• Exercise requirements
Comb the records below for the string "this" and copy each line where it turns up.

Chart and figure data

********

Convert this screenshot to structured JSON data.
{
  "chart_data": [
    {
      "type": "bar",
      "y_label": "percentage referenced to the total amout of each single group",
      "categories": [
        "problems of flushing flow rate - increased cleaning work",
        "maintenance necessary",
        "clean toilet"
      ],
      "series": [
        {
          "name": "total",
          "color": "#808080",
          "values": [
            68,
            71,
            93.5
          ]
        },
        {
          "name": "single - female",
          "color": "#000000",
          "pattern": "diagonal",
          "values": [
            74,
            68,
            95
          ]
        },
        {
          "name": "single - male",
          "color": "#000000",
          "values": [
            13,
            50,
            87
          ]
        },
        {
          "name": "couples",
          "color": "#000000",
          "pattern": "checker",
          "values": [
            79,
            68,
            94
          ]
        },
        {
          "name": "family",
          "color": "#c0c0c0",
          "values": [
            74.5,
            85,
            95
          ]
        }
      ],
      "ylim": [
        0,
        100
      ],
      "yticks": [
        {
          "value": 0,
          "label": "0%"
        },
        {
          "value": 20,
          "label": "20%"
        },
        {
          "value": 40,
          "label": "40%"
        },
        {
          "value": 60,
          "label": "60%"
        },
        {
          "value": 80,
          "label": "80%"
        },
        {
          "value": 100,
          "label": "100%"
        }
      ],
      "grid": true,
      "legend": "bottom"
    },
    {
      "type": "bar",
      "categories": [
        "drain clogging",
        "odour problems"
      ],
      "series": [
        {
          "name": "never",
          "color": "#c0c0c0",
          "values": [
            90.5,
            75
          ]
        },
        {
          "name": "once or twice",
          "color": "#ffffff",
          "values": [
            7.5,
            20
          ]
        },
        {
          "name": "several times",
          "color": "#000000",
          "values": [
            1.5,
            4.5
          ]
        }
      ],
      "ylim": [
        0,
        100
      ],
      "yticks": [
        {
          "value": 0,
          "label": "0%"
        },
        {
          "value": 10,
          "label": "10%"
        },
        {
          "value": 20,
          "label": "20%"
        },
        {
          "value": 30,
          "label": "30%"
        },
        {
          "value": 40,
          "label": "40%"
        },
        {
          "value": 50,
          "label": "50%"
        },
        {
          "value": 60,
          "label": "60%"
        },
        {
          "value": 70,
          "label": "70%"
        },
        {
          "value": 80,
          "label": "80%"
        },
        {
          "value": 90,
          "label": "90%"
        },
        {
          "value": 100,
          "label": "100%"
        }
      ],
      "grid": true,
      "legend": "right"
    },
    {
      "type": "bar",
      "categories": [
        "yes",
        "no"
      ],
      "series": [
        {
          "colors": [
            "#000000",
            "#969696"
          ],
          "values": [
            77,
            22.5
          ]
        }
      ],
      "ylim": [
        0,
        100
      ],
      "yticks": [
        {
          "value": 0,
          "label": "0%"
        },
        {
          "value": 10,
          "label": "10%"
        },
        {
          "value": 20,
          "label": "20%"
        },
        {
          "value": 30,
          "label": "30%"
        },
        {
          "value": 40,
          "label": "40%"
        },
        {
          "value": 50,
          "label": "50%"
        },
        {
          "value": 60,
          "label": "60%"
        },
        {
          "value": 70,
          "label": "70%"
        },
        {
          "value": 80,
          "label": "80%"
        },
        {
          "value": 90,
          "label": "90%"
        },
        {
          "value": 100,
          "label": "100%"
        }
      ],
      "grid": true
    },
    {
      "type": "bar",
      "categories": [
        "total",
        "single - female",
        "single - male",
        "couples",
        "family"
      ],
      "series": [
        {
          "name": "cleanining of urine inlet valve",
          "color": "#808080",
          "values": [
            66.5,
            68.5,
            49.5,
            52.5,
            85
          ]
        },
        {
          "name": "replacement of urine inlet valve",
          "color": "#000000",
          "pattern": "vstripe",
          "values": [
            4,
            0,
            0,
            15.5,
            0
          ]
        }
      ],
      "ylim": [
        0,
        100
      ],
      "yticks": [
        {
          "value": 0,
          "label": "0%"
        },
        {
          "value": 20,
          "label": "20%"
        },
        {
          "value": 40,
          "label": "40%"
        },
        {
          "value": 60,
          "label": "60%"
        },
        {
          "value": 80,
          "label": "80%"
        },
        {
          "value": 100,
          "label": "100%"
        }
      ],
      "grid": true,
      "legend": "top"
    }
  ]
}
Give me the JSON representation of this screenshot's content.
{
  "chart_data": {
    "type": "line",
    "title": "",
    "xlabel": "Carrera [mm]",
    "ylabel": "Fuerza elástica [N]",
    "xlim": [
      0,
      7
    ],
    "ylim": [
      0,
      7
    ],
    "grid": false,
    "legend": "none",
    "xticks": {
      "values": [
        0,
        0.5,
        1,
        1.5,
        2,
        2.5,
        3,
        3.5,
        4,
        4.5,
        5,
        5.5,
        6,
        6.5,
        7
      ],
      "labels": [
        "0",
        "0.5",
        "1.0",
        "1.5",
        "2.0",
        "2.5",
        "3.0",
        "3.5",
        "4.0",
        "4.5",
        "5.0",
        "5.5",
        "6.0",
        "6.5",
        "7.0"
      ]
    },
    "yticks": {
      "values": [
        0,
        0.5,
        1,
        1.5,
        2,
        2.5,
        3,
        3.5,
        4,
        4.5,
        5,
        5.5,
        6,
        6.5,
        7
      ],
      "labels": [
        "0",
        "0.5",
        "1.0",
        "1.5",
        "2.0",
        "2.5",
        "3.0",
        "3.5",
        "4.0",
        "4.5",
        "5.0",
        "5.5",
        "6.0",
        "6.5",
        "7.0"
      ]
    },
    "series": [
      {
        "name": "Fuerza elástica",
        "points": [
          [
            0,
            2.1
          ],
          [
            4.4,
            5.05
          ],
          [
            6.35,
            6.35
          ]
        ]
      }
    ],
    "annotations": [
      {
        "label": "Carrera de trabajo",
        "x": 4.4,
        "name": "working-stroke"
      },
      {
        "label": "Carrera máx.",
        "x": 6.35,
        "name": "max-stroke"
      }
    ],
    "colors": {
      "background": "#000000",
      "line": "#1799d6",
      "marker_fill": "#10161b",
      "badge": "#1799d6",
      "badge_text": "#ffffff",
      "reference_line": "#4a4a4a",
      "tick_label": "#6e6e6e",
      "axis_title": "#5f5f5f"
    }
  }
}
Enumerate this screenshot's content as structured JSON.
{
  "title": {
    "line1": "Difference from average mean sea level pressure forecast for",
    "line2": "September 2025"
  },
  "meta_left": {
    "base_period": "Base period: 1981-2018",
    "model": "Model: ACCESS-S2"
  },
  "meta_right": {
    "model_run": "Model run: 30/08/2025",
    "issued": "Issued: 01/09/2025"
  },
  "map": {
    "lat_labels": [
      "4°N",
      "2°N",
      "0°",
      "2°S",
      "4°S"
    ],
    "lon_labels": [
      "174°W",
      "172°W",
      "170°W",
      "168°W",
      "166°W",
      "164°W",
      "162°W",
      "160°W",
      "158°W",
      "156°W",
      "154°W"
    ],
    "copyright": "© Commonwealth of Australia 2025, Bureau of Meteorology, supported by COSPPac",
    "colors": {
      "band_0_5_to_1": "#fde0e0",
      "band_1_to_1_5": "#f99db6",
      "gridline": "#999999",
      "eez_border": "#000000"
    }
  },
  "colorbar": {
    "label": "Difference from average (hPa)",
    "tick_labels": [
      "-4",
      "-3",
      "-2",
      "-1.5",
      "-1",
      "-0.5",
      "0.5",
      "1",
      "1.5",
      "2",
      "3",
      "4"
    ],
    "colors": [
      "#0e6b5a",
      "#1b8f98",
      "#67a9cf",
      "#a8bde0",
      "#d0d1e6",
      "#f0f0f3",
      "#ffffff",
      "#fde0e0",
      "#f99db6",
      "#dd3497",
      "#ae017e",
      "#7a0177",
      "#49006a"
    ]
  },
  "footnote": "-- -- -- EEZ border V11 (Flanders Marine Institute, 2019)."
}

********

• Task response
Convert this screenshot to structured JSON data.
Give me the JSON representation of this screenshot's content.
Enumerate this screenshot's content as structured JSON.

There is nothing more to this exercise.